■ Set task
Copy the data that follows, character for character, minus the pictures.

--- Begin Data entries ---

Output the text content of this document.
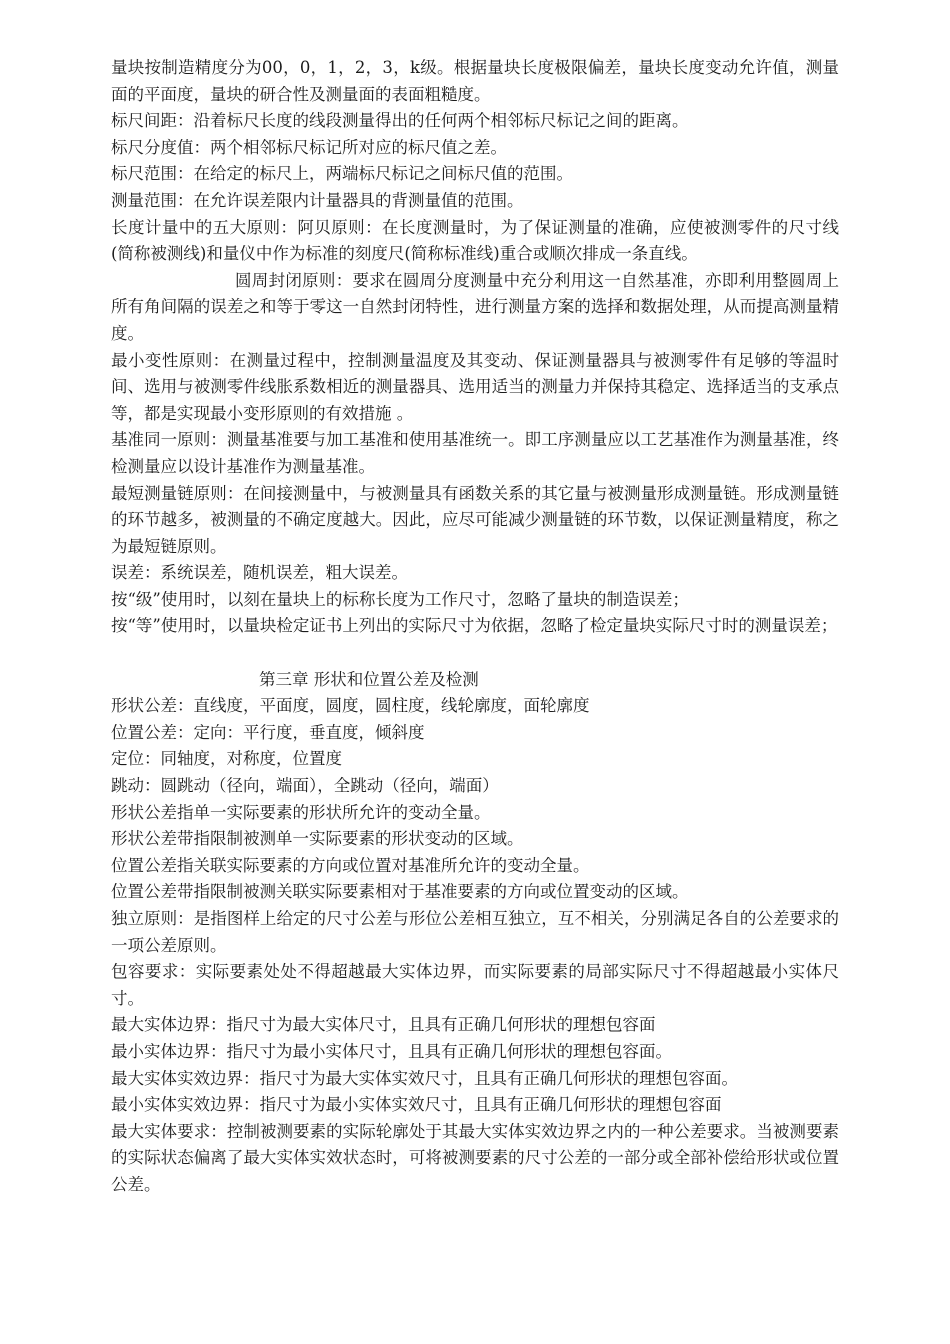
量块按制造精度分为00，0，1，2，3，k级。根据量块长度极限偏差，量块长度变动允许值，测量面的平面度，量块的研合性及测量面的表面粗糙度。

标尺间距：沿着标尺长度的线段测量得出的任何两个相邻标尺标记之间的距离。

标尺分度值：两个相邻标尺标记所对应的标尺值之差。

标尺范围：在给定的标尺上，两端标尺标记之间标尺值的范围。

测量范围：在允许误差限内计量器具的背测量值的范围。

长度计量中的五大原则：阿贝原则：在长度测量时，为了保证测量的准确，应使被测零件的尺寸线(简称被测线)和量仪中作为标准的刻度尺(简称标准线)重合或顺次排成一条直线。

圆周封闭原则：要求在圆周分度测量中充分利用这一自然基准，亦即利用整圆周上所有角间隔的误差之和等于零这一自然封闭特性，进行测量方案的选择和数据处理，从而提高测量精度。

最小变性原则：在测量过程中，控制测量温度及其变动、保证测量器具与被测零件有足够的等温时间、选用与被测零件线胀系数相近的测量器具、选用适当的测量力并保持其稳定、选择适当的支承点等，都是实现最小变形原则的有效措施 。

基准同一原则：测量基准要与加工基准和使用基准统一。即工序测量应以工艺基准作为测量基准，终检测量应以设计基准作为测量基准。

最短测量链原则：在间接测量中，与被测量具有函数关系的其它量与被测量形成测量链。形成测量链的环节越多，被测量的不确定度越大。因此，应尽可能减少测量链的环节数，以保证测量精度，称之为最短链原则。

误差：系统误差，随机误差，粗大误差。

按“级”使用时，以刻在量块上的标称长度为工作尺寸，忽略了量块的制造误差；

按“等”使用时，以量块检定证书上列出的实际尺寸为依据，忽略了检定量块实际尺寸时的测量误差；

第三章 形状和位置公差及检测

形状公差：直线度，平面度，圆度，圆柱度，线轮廓度，面轮廓度

位置公差：定向：平行度，垂直度，倾斜度

定位：同轴度，对称度，位置度

跳动：圆跳动（径向，端面），全跳动（径向，端面）

形状公差指单一实际要素的形状所允许的变动全量。

形状公差带指限制被测单一实际要素的形状变动的区域。

位置公差指关联实际要素的方向或位置对基准所允许的变动全量。

位置公差带指限制被测关联实际要素相对于基准要素的方向或位置变动的区域。

独立原则：是指图样上给定的尺寸公差与形位公差相互独立，互不相关，分别满足各自的公差要求的一项公差原则。

包容要求：实际要素处处不得超越最大实体边界，而实际要素的局部实际尺寸不得超越最小实体尺寸。

最大实体边界：指尺寸为最大实体尺寸，且具有正确几何形状的理想包容面

最小实体边界：指尺寸为最小实体尺寸，且具有正确几何形状的理想包容面。

最大实体实效边界：指尺寸为最大实体实效尺寸，且具有正确几何形状的理想包容面。

最小实体实效边界：指尺寸为最小实体实效尺寸，且具有正确几何形状的理想包容面

最大实体要求：控制被测要素的实际轮廓处于其最大实体实效边界之内的一种公差要求。当被测要素的实际状态偏离了最大实体实效状态时，可将被测要素的尺寸公差的一部分或全部补偿给形状或位置公差。
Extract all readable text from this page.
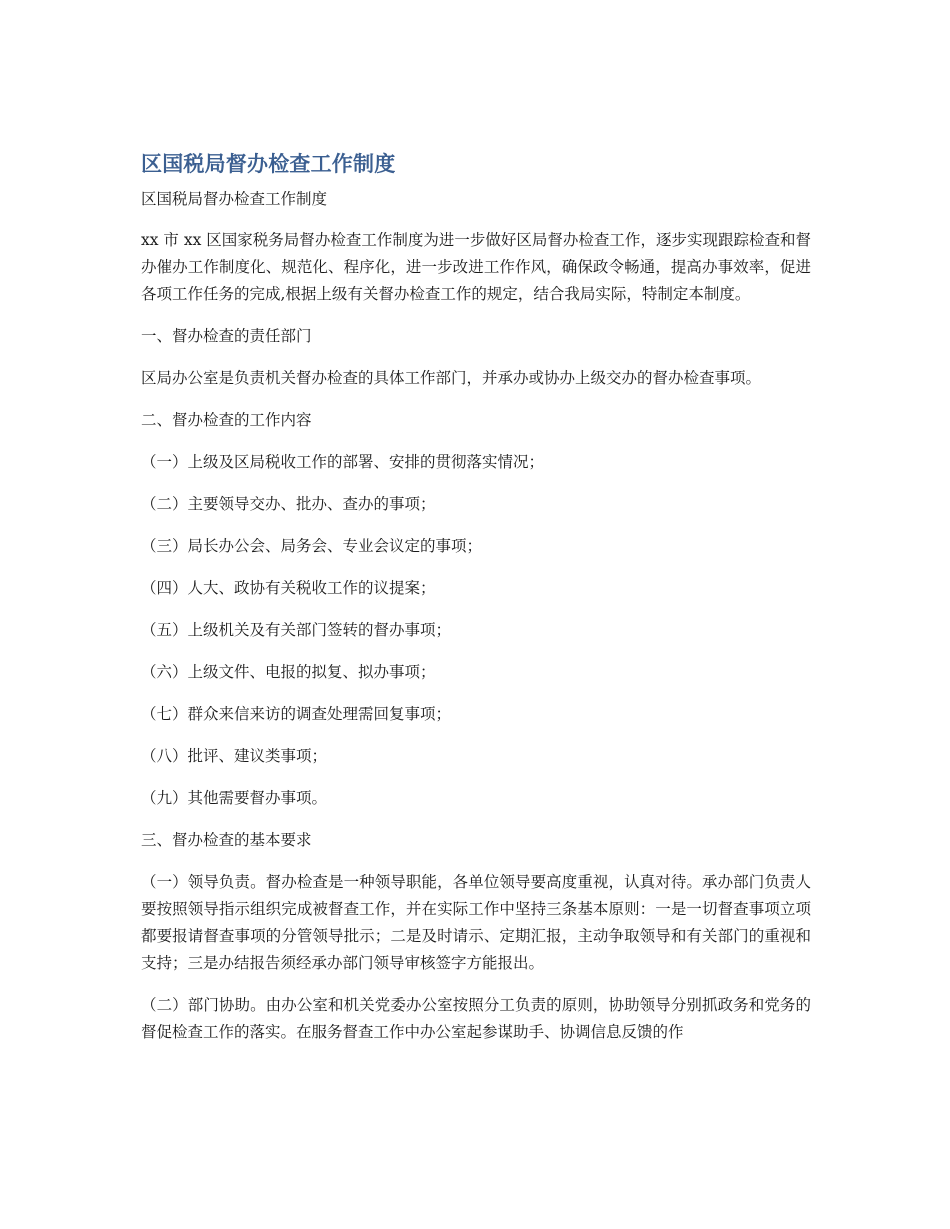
区国税局督办检查工作制度

区国税局督办检查工作制度

xx 市 xx 区国家税务局督办检查工作制度为进一步做好区局督办检查工作，逐步实现跟踪检查和督办催办工作制度化、规范化、程序化，进一步改进工作作风，确保政令畅通，提高办事效率，促进各项工作任务的完成,根据上级有关督办检查工作的规定，结合我局实际，特制定本制度。

一、督办检查的责任部门

区局办公室是负责机关督办检查的具体工作部门，并承办或协办上级交办的督办检查事项。

二、督办检查的工作内容

（一）上级及区局税收工作的部署、安排的贯彻落实情况；

（二）主要领导交办、批办、查办的事项；

（三）局长办公会、局务会、专业会议定的事项；

（四）人大、政协有关税收工作的议提案；

（五）上级机关及有关部门签转的督办事项；

（六）上级文件、电报的拟复、拟办事项；

（七）群众来信来访的调查处理需回复事项；

（八）批评、建议类事项；

（九）其他需要督办事项。

三、督办检查的基本要求

（一）领导负责。督办检查是一种领导职能，各单位领导要高度重视，认真对待。承办部门负责人要按照领导指示组织完成被督查工作，并在实际工作中坚持三条基本原则：一是一切督查事项立项都要报请督查事项的分管领导批示；二是及时请示、定期汇报，主动争取领导和有关部门的重视和支持；三是办结报告须经承办部门领导审核签字方能报出。

（二）部门协助。由办公室和机关党委办公室按照分工负责的原则，协助领导分别抓政务和党务的督促检查工作的落实。在服务督查工作中办公室起参谋助手、协调信息反馈的作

--- End Data entries ---

■ Exercise output
Output the text content of this document.
量块按制造精度分为00，0，1，2，3，k级。根据量块长度极限偏差，量块长度变动允许值，测量面的平面度，量块的研合性及测量面的表面粗糙度。

标尺间距：沿着标尺长度的线段测量得出的任何两个相邻标尺标记之间的距离。

标尺分度值：两个相邻标尺标记所对应的标尺值之差。

标尺范围：在给定的标尺上，两端标尺标记之间标尺值的范围。

测量范围：在允许误差限内计量器具的背测量值的范围。

长度计量中的五大原则：阿贝原则：在长度测量时，为了保证测量的准确，应使被测零件的尺寸线(简称被测线)和量仪中作为标准的刻度尺(简称标准线)重合或顺次排成一条直线。

圆周封闭原则：要求在圆周分度测量中充分利用这一自然基准，亦即利用整圆周上所有角间隔的误差之和等于零这一自然封闭特性，进行测量方案的选择和数据处理，从而提高测量精度。

最小变性原则：在测量过程中，控制测量温度及其变动、保证测量器具与被测零件有足够的等温时间、选用与被测零件线胀系数相近的测量器具、选用适当的测量力并保持其稳定、选择适当的支承点等，都是实现最小变形原则的有效措施 。

基准同一原则：测量基准要与加工基准和使用基准统一。即工序测量应以工艺基准作为测量基准，终检测量应以设计基准作为测量基准。

最短测量链原则：在间接测量中，与被测量具有函数关系的其它量与被测量形成测量链。形成测量链的环节越多，被测量的不确定度越大。因此，应尽可能减少测量链的环节数，以保证测量精度，称之为最短链原则。

误差：系统误差，随机误差，粗大误差。

按“级”使用时，以刻在量块上的标称长度为工作尺寸，忽略了量块的制造误差；

按“等”使用时，以量块检定证书上列出的实际尺寸为依据，忽略了检定量块实际尺寸时的测量误差；

第三章 形状和位置公差及检测

形状公差：直线度，平面度，圆度，圆柱度，线轮廓度，面轮廓度

位置公差：定向：平行度，垂直度，倾斜度

定位：同轴度，对称度，位置度

跳动：圆跳动（径向，端面），全跳动（径向，端面）

形状公差指单一实际要素的形状所允许的变动全量。

形状公差带指限制被测单一实际要素的形状变动的区域。

位置公差指关联实际要素的方向或位置对基准所允许的变动全量。

位置公差带指限制被测关联实际要素相对于基准要素的方向或位置变动的区域。

独立原则：是指图样上给定的尺寸公差与形位公差相互独立，互不相关，分别满足各自的公差要求的一项公差原则。

包容要求：实际要素处处不得超越最大实体边界，而实际要素的局部实际尺寸不得超越最小实体尺寸。

最大实体边界：指尺寸为最大实体尺寸，且具有正确几何形状的理想包容面

最小实体边界：指尺寸为最小实体尺寸，且具有正确几何形状的理想包容面。

最大实体实效边界：指尺寸为最大实体实效尺寸，且具有正确几何形状的理想包容面。

最小实体实效边界：指尺寸为最小实体实效尺寸，且具有正确几何形状的理想包容面

最大实体要求：控制被测要素的实际轮廓处于其最大实体实效边界之内的一种公差要求。当被测要素的实际状态偏离了最大实体实效状态时，可将被测要素的尺寸公差的一部分或全部补偿给形状或位置公差。
Extract all readable text from this page.
区国税局督办检查工作制度

区国税局督办检查工作制度

xx 市 xx 区国家税务局督办检查工作制度为进一步做好区局督办检查工作，逐步实现跟踪检查和督办催办工作制度化、规范化、程序化，进一步改进工作作风，确保政令畅通，提高办事效率，促进各项工作任务的完成,根据上级有关督办检查工作的规定，结合我局实际，特制定本制度。

一、督办检查的责任部门

区局办公室是负责机关督办检查的具体工作部门，并承办或协办上级交办的督办检查事项。

二、督办检查的工作内容

（一）上级及区局税收工作的部署、安排的贯彻落实情况；

（二）主要领导交办、批办、查办的事项；

（三）局长办公会、局务会、专业会议定的事项；

（四）人大、政协有关税收工作的议提案；

（五）上级机关及有关部门签转的督办事项；

（六）上级文件、电报的拟复、拟办事项；

（七）群众来信来访的调查处理需回复事项；

（八）批评、建议类事项；

（九）其他需要督办事项。

三、督办检查的基本要求

（一）领导负责。督办检查是一种领导职能，各单位领导要高度重视，认真对待。承办部门负责人要按照领导指示组织完成被督查工作，并在实际工作中坚持三条基本原则：一是一切督查事项立项都要报请督查事项的分管领导批示；二是及时请示、定期汇报，主动争取领导和有关部门的重视和支持；三是办结报告须经承办部门领导审核签字方能报出。

（二）部门协助。由办公室和机关党委办公室按照分工负责的原则，协助领导分别抓政务和党务的督促检查工作的落实。在服务督查工作中办公室起参谋助手、协调信息反馈的作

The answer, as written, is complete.